Your objective
Print the listing in its entirety and exactly, leaving out images.

Input for this task
-- Begin --

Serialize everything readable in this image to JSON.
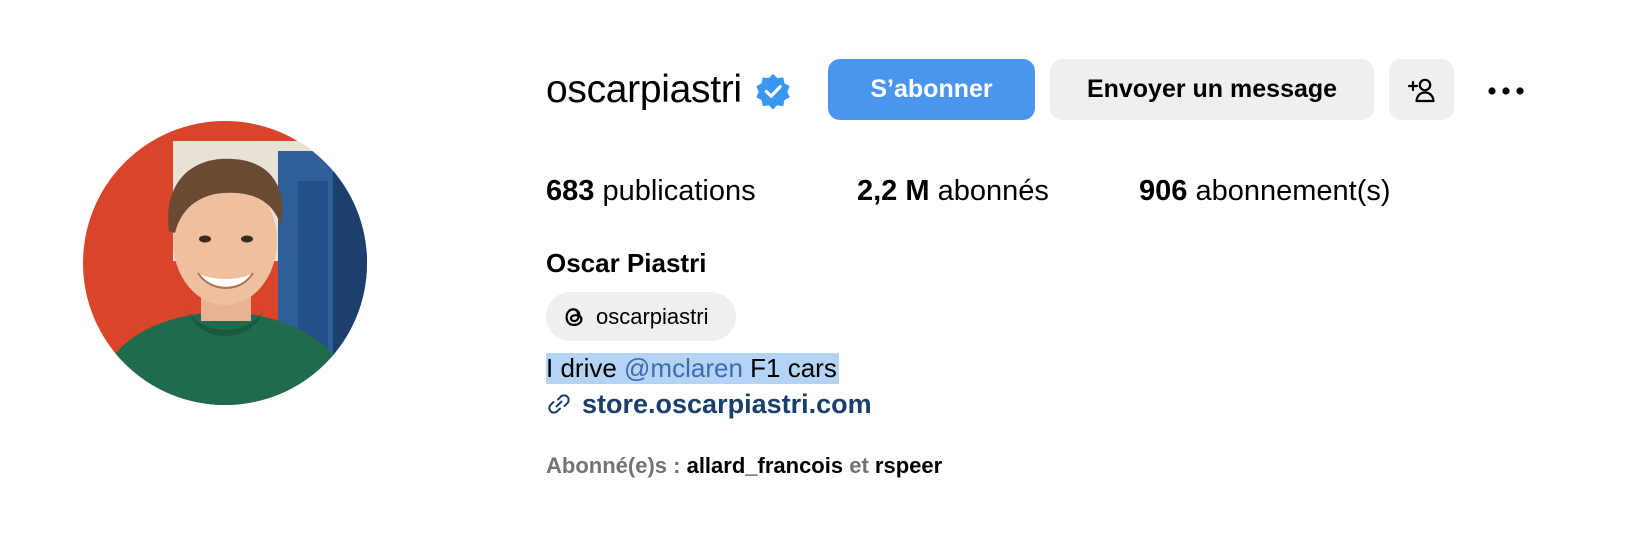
{
  "profile": {
    "username": "oscarpiastri",
    "verified_badge_icon": "verified-badge-icon",
    "full_name": "Oscar Piastri",
    "threads_handle": "oscarpiastri",
    "threads_icon": "threads-icon",
    "avatar_icon": "profile-photo"
  },
  "actions": {
    "follow_label": "S’abonner",
    "message_label": "Envoyer un message",
    "add_user_icon": "add-user-icon",
    "more_icon": "more-options-icon"
  },
  "stats": {
    "posts_count": "683",
    "posts_label": "publications",
    "followers_count": "2,2 M",
    "followers_label": "abonnés",
    "following_count": "906",
    "following_label": "abonnement(s)"
  },
  "bio": {
    "text_before": "I drive ",
    "mention": "@mclaren",
    "text_after": " F1 cars",
    "link_icon": "link-icon",
    "link": "store.oscarpiastri.com"
  },
  "followed_by": {
    "prefix": "Abonné(e)s :",
    "user1": "allard_francois",
    "conjunction": "et",
    "user2": "rspeer"
  },
  "colors": {
    "follow_button": "#4a96ef",
    "secondary_button": "#efefef",
    "verified": "#3897f0",
    "mention": "#3d6dae",
    "link": "#1a3f6b",
    "selection_highlight": "#b4d3f5"
  }
}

-- End --

Task solution
Serialize everything readable in this image to JSON.
{
  "profile": {
    "username": "oscarpiastri",
    "verified_badge_icon": "verified-badge-icon",
    "full_name": "Oscar Piastri",
    "threads_handle": "oscarpiastri",
    "threads_icon": "threads-icon",
    "avatar_icon": "profile-photo"
  },
  "actions": {
    "follow_label": "S’abonner",
    "message_label": "Envoyer un message",
    "add_user_icon": "add-user-icon",
    "more_icon": "more-options-icon"
  },
  "stats": {
    "posts_count": "683",
    "posts_label": "publications",
    "followers_count": "2,2 M",
    "followers_label": "abonnés",
    "following_count": "906",
    "following_label": "abonnement(s)"
  },
  "bio": {
    "text_before": "I drive ",
    "mention": "@mclaren",
    "text_after": " F1 cars",
    "link_icon": "link-icon",
    "link": "store.oscarpiastri.com"
  },
  "followed_by": {
    "prefix": "Abonné(e)s :",
    "user1": "allard_francois",
    "conjunction": "et",
    "user2": "rspeer"
  },
  "colors": {
    "follow_button": "#4a96ef",
    "secondary_button": "#efefef",
    "verified": "#3897f0",
    "mention": "#3d6dae",
    "link": "#1a3f6b",
    "selection_highlight": "#b4d3f5"
  }
}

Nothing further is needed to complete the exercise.